╭─ Input material
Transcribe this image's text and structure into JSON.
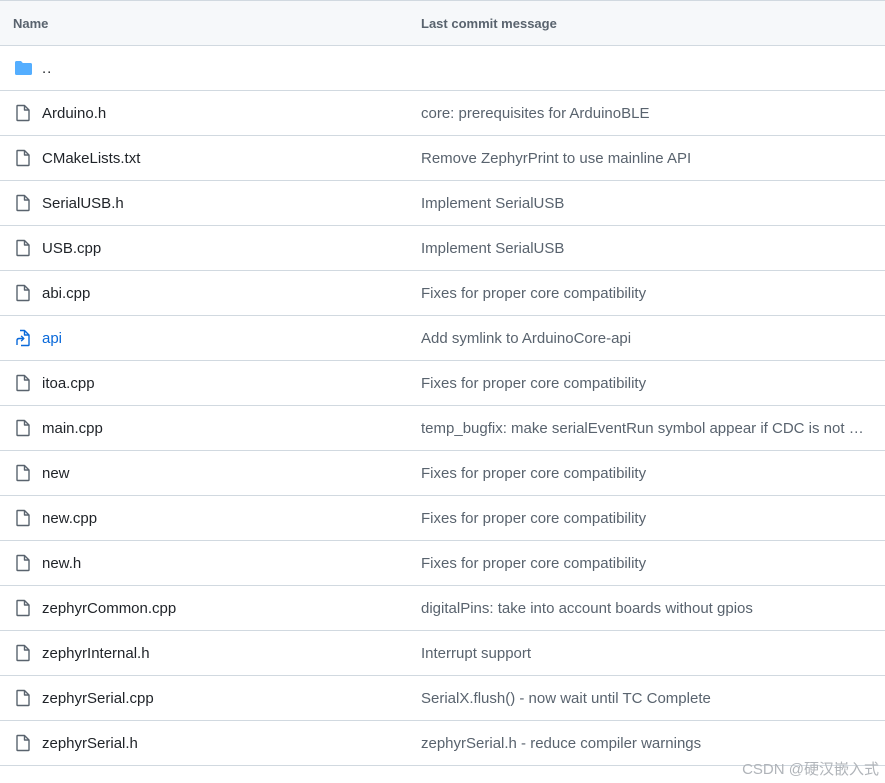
{
  "table": {
    "header": {
      "name": "Name",
      "message": "Last commit message"
    },
    "parent": {
      "label": "..",
      "icon": "folder-icon"
    },
    "rows": [
      {
        "name": "Arduino.h",
        "message": "core: prerequisites for ArduinoBLE",
        "icon": "file-icon"
      },
      {
        "name": "CMakeLists.txt",
        "message": "Remove ZephyrPrint to use mainline API",
        "icon": "file-icon"
      },
      {
        "name": "SerialUSB.h",
        "message": "Implement SerialUSB",
        "icon": "file-icon"
      },
      {
        "name": "USB.cpp",
        "message": "Implement SerialUSB",
        "icon": "file-icon"
      },
      {
        "name": "abi.cpp",
        "message": "Fixes for proper core compatibility",
        "icon": "file-icon"
      },
      {
        "name": "api",
        "message": "Add symlink to ArduinoCore-api",
        "icon": "symlink-icon"
      },
      {
        "name": "itoa.cpp",
        "message": "Fixes for proper core compatibility",
        "icon": "file-icon"
      },
      {
        "name": "main.cpp",
        "message": "temp_bugfix: make serialEventRun symbol appear if CDC is not …",
        "icon": "file-icon"
      },
      {
        "name": "new",
        "message": "Fixes for proper core compatibility",
        "icon": "file-icon"
      },
      {
        "name": "new.cpp",
        "message": "Fixes for proper core compatibility",
        "icon": "file-icon"
      },
      {
        "name": "new.h",
        "message": "Fixes for proper core compatibility",
        "icon": "file-icon"
      },
      {
        "name": "zephyrCommon.cpp",
        "message": "digitalPins: take into account boards without gpios",
        "icon": "file-icon"
      },
      {
        "name": "zephyrInternal.h",
        "message": "Interrupt support",
        "icon": "file-icon"
      },
      {
        "name": "zephyrSerial.cpp",
        "message": "SerialX.flush() - now wait until TC Complete",
        "icon": "file-icon"
      },
      {
        "name": "zephyrSerial.h",
        "message": "zephyrSerial.h - reduce compiler warnings",
        "icon": "file-icon"
      }
    ]
  },
  "watermark": "CSDN @硬汉嵌入式",
  "colors": {
    "folder": "#54aeff",
    "link": "#0969da",
    "icon": "#59636e"
  }
}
╰─
### Direction
Reproduce the entries above without change, omitting all pictures.

### Solved problem
Transcribe this image's text and structure into JSON.
{
  "table": {
    "header": {
      "name": "Name",
      "message": "Last commit message"
    },
    "parent": {
      "label": "..",
      "icon": "folder-icon"
    },
    "rows": [
      {
        "name": "Arduino.h",
        "message": "core: prerequisites for ArduinoBLE",
        "icon": "file-icon"
      },
      {
        "name": "CMakeLists.txt",
        "message": "Remove ZephyrPrint to use mainline API",
        "icon": "file-icon"
      },
      {
        "name": "SerialUSB.h",
        "message": "Implement SerialUSB",
        "icon": "file-icon"
      },
      {
        "name": "USB.cpp",
        "message": "Implement SerialUSB",
        "icon": "file-icon"
      },
      {
        "name": "abi.cpp",
        "message": "Fixes for proper core compatibility",
        "icon": "file-icon"
      },
      {
        "name": "api",
        "message": "Add symlink to ArduinoCore-api",
        "icon": "symlink-icon"
      },
      {
        "name": "itoa.cpp",
        "message": "Fixes for proper core compatibility",
        "icon": "file-icon"
      },
      {
        "name": "main.cpp",
        "message": "temp_bugfix: make serialEventRun symbol appear if CDC is not …",
        "icon": "file-icon"
      },
      {
        "name": "new",
        "message": "Fixes for proper core compatibility",
        "icon": "file-icon"
      },
      {
        "name": "new.cpp",
        "message": "Fixes for proper core compatibility",
        "icon": "file-icon"
      },
      {
        "name": "new.h",
        "message": "Fixes for proper core compatibility",
        "icon": "file-icon"
      },
      {
        "name": "zephyrCommon.cpp",
        "message": "digitalPins: take into account boards without gpios",
        "icon": "file-icon"
      },
      {
        "name": "zephyrInternal.h",
        "message": "Interrupt support",
        "icon": "file-icon"
      },
      {
        "name": "zephyrSerial.cpp",
        "message": "SerialX.flush() - now wait until TC Complete",
        "icon": "file-icon"
      },
      {
        "name": "zephyrSerial.h",
        "message": "zephyrSerial.h - reduce compiler warnings",
        "icon": "file-icon"
      }
    ]
  },
  "watermark": "CSDN @硬汉嵌入式",
  "colors": {
    "folder": "#54aeff",
    "link": "#0969da",
    "icon": "#59636e"
  }
}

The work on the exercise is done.